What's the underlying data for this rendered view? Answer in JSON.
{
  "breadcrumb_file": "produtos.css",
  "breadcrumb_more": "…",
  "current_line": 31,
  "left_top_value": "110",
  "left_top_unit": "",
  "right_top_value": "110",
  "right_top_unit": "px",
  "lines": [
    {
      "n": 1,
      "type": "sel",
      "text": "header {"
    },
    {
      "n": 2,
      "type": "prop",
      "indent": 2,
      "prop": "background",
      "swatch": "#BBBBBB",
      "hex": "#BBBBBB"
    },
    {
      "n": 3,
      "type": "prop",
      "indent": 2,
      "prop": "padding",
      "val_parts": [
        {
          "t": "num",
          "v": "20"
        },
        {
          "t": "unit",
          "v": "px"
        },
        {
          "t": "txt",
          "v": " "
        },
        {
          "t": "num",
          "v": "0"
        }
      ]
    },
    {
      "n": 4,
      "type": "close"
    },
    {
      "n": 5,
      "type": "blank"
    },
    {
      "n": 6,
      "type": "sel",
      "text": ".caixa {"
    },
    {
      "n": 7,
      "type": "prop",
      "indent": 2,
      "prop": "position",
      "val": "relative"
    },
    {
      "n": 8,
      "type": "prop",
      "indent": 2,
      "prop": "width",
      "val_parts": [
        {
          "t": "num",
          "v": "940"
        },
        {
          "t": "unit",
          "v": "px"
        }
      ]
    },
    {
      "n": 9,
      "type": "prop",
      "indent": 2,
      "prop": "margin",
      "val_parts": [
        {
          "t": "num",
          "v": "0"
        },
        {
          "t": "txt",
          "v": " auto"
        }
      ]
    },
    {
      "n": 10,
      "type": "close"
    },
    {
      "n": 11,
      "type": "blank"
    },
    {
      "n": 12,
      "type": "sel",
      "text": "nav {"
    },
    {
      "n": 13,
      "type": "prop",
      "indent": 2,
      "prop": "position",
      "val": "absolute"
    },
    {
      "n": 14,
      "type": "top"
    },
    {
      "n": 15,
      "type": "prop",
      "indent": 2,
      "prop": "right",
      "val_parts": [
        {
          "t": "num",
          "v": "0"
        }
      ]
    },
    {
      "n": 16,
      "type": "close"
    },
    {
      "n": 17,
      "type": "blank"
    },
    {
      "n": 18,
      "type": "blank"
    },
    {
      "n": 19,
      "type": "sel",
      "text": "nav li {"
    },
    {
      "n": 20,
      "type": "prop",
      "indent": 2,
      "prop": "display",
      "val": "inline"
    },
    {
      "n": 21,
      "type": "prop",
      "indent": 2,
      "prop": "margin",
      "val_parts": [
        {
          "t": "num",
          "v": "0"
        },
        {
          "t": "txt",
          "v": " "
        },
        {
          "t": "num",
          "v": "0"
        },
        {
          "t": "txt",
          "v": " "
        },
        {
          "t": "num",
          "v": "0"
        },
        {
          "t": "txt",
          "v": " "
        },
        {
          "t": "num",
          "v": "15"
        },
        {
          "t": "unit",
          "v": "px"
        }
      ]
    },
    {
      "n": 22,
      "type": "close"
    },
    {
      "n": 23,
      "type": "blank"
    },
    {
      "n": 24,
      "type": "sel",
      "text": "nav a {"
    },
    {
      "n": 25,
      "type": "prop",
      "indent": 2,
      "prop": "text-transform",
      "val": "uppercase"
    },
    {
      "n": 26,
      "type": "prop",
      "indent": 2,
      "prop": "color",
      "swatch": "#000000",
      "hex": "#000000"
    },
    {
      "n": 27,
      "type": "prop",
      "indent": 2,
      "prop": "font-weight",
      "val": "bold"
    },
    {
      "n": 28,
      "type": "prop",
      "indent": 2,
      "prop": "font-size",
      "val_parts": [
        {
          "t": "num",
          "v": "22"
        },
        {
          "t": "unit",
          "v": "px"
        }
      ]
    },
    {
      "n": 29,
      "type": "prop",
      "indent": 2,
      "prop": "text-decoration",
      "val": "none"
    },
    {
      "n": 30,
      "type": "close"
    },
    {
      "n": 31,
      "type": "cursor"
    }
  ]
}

**********

_Directions for this task_
Give the entries again in full, exactly as they are written.

_The answer_
What's the underlying data for this rendered view? Answer in JSON.
{
  "breadcrumb_file": "produtos.css",
  "breadcrumb_more": "…",
  "current_line": 31,
  "left_top_value": "110",
  "left_top_unit": "",
  "right_top_value": "110",
  "right_top_unit": "px",
  "lines": [
    {
      "n": 1,
      "type": "sel",
      "text": "header {"
    },
    {
      "n": 2,
      "type": "prop",
      "indent": 2,
      "prop": "background",
      "swatch": "#BBBBBB",
      "hex": "#BBBBBB"
    },
    {
      "n": 3,
      "type": "prop",
      "indent": 2,
      "prop": "padding",
      "val_parts": [
        {
          "t": "num",
          "v": "20"
        },
        {
          "t": "unit",
          "v": "px"
        },
        {
          "t": "txt",
          "v": " "
        },
        {
          "t": "num",
          "v": "0"
        }
      ]
    },
    {
      "n": 4,
      "type": "close"
    },
    {
      "n": 5,
      "type": "blank"
    },
    {
      "n": 6,
      "type": "sel",
      "text": ".caixa {"
    },
    {
      "n": 7,
      "type": "prop",
      "indent": 2,
      "prop": "position",
      "val": "relative"
    },
    {
      "n": 8,
      "type": "prop",
      "indent": 2,
      "prop": "width",
      "val_parts": [
        {
          "t": "num",
          "v": "940"
        },
        {
          "t": "unit",
          "v": "px"
        }
      ]
    },
    {
      "n": 9,
      "type": "prop",
      "indent": 2,
      "prop": "margin",
      "val_parts": [
        {
          "t": "num",
          "v": "0"
        },
        {
          "t": "txt",
          "v": " auto"
        }
      ]
    },
    {
      "n": 10,
      "type": "close"
    },
    {
      "n": 11,
      "type": "blank"
    },
    {
      "n": 12,
      "type": "sel",
      "text": "nav {"
    },
    {
      "n": 13,
      "type": "prop",
      "indent": 2,
      "prop": "position",
      "val": "absolute"
    },
    {
      "n": 14,
      "type": "top"
    },
    {
      "n": 15,
      "type": "prop",
      "indent": 2,
      "prop": "right",
      "val_parts": [
        {
          "t": "num",
          "v": "0"
        }
      ]
    },
    {
      "n": 16,
      "type": "close"
    },
    {
      "n": 17,
      "type": "blank"
    },
    {
      "n": 18,
      "type": "blank"
    },
    {
      "n": 19,
      "type": "sel",
      "text": "nav li {"
    },
    {
      "n": 20,
      "type": "prop",
      "indent": 2,
      "prop": "display",
      "val": "inline"
    },
    {
      "n": 21,
      "type": "prop",
      "indent": 2,
      "prop": "margin",
      "val_parts": [
        {
          "t": "num",
          "v": "0"
        },
        {
          "t": "txt",
          "v": " "
        },
        {
          "t": "num",
          "v": "0"
        },
        {
          "t": "txt",
          "v": " "
        },
        {
          "t": "num",
          "v": "0"
        },
        {
          "t": "txt",
          "v": " "
        },
        {
          "t": "num",
          "v": "15"
        },
        {
          "t": "unit",
          "v": "px"
        }
      ]
    },
    {
      "n": 22,
      "type": "close"
    },
    {
      "n": 23,
      "type": "blank"
    },
    {
      "n": 24,
      "type": "sel",
      "text": "nav a {"
    },
    {
      "n": 25,
      "type": "prop",
      "indent": 2,
      "prop": "text-transform",
      "val": "uppercase"
    },
    {
      "n": 26,
      "type": "prop",
      "indent": 2,
      "prop": "color",
      "swatch": "#000000",
      "hex": "#000000"
    },
    {
      "n": 27,
      "type": "prop",
      "indent": 2,
      "prop": "font-weight",
      "val": "bold"
    },
    {
      "n": 28,
      "type": "prop",
      "indent": 2,
      "prop": "font-size",
      "val_parts": [
        {
          "t": "num",
          "v": "22"
        },
        {
          "t": "unit",
          "v": "px"
        }
      ]
    },
    {
      "n": 29,
      "type": "prop",
      "indent": 2,
      "prop": "text-decoration",
      "val": "none"
    },
    {
      "n": 30,
      "type": "close"
    },
    {
      "n": 31,
      "type": "cursor"
    }
  ]
}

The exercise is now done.